WORK TO COMPLETE ▸ Each line below should be retyped exactly, with no pictures.

Source records:
——————————

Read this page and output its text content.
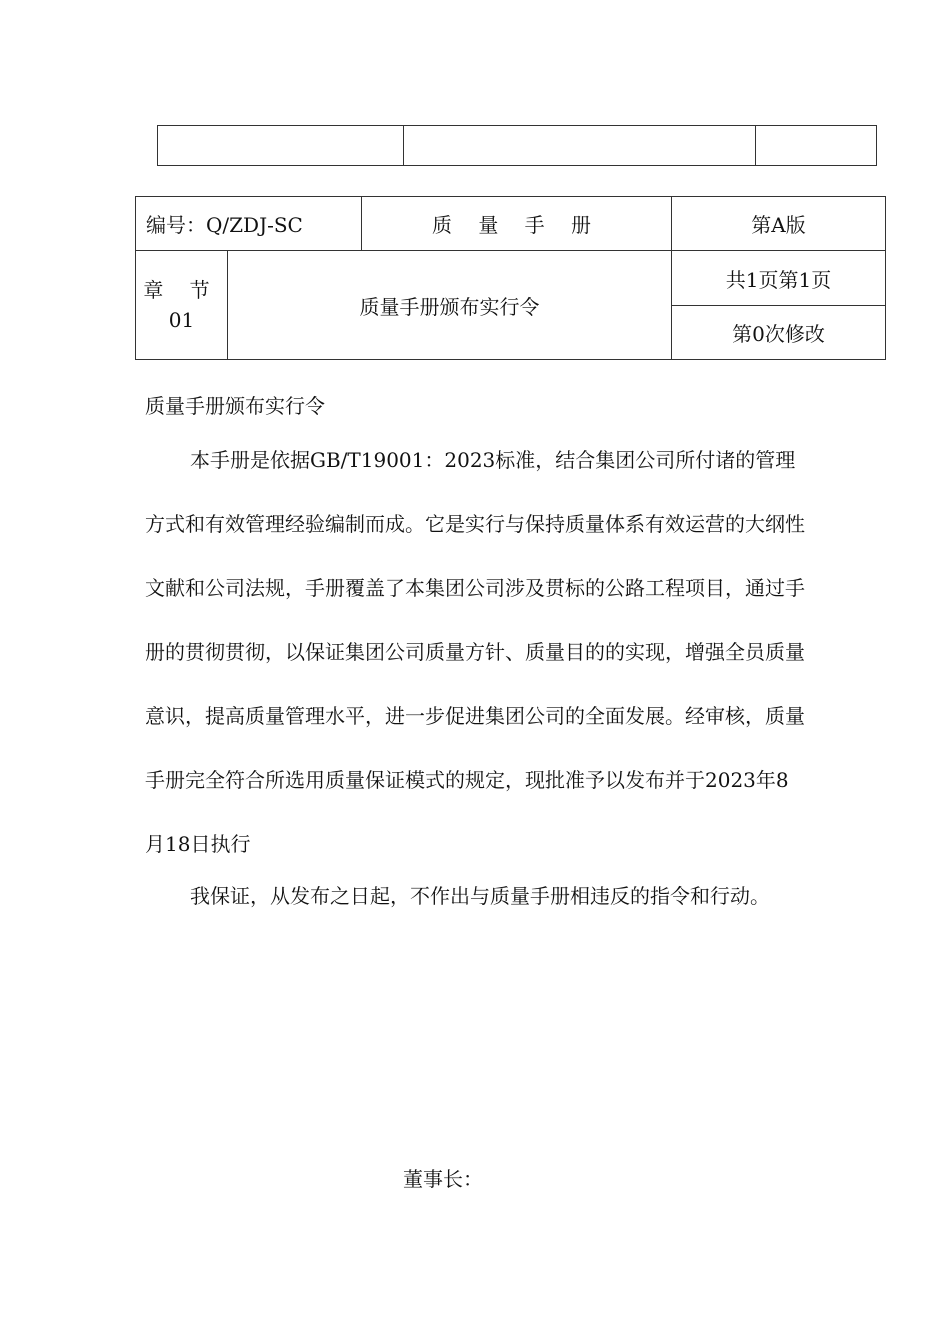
编号：Q/ZDJ-SC		质 量 手 册	第A版

章 节
01	质量手册颁布实行令		共1页第1页
			第0次修改
质量手册颁布实行令

本手册是依据GB/T19001：2023标准，结合集团公司所付诸的管理方式和有效管理经验编制而成。它是实行与保持质量体系有效运营的大纲性文献和公司法规，手册覆盖了本集团公司涉及贯标的公路工程项目，通过手册的贯彻贯彻，以保证集团公司质量方针、质量目的的实现，增强全员质量意识，提高质量管理水平，进一步促进集团公司的全面发展。经审核，质量手册完全符合所选用质量保证模式的规定，现批准予以发布并于2023年8月18日执行

我保证，从发布之日起，不作出与质量手册相违反的指令和行动。

董事长：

——————————

SOLUTION TO THE EXERCISE ▸
Read this page and output its text content.
编号：Q/ZDJ-SC		质 量 手 册	第A版

章 节
01	质量手册颁布实行令		共1页第1页
			第0次修改
质量手册颁布实行令

本手册是依据GB/T19001：2023标准，结合集团公司所付诸的管理方式和有效管理经验编制而成。它是实行与保持质量体系有效运营的大纲性文献和公司法规，手册覆盖了本集团公司涉及贯标的公路工程项目，通过手册的贯彻贯彻，以保证集团公司质量方针、质量目的的实现，增强全员质量意识，提高质量管理水平，进一步促进集团公司的全面发展。经审核，质量手册完全符合所选用质量保证模式的规定，现批准予以发布并于2023年8月18日执行

我保证，从发布之日起，不作出与质量手册相违反的指令和行动。

董事长：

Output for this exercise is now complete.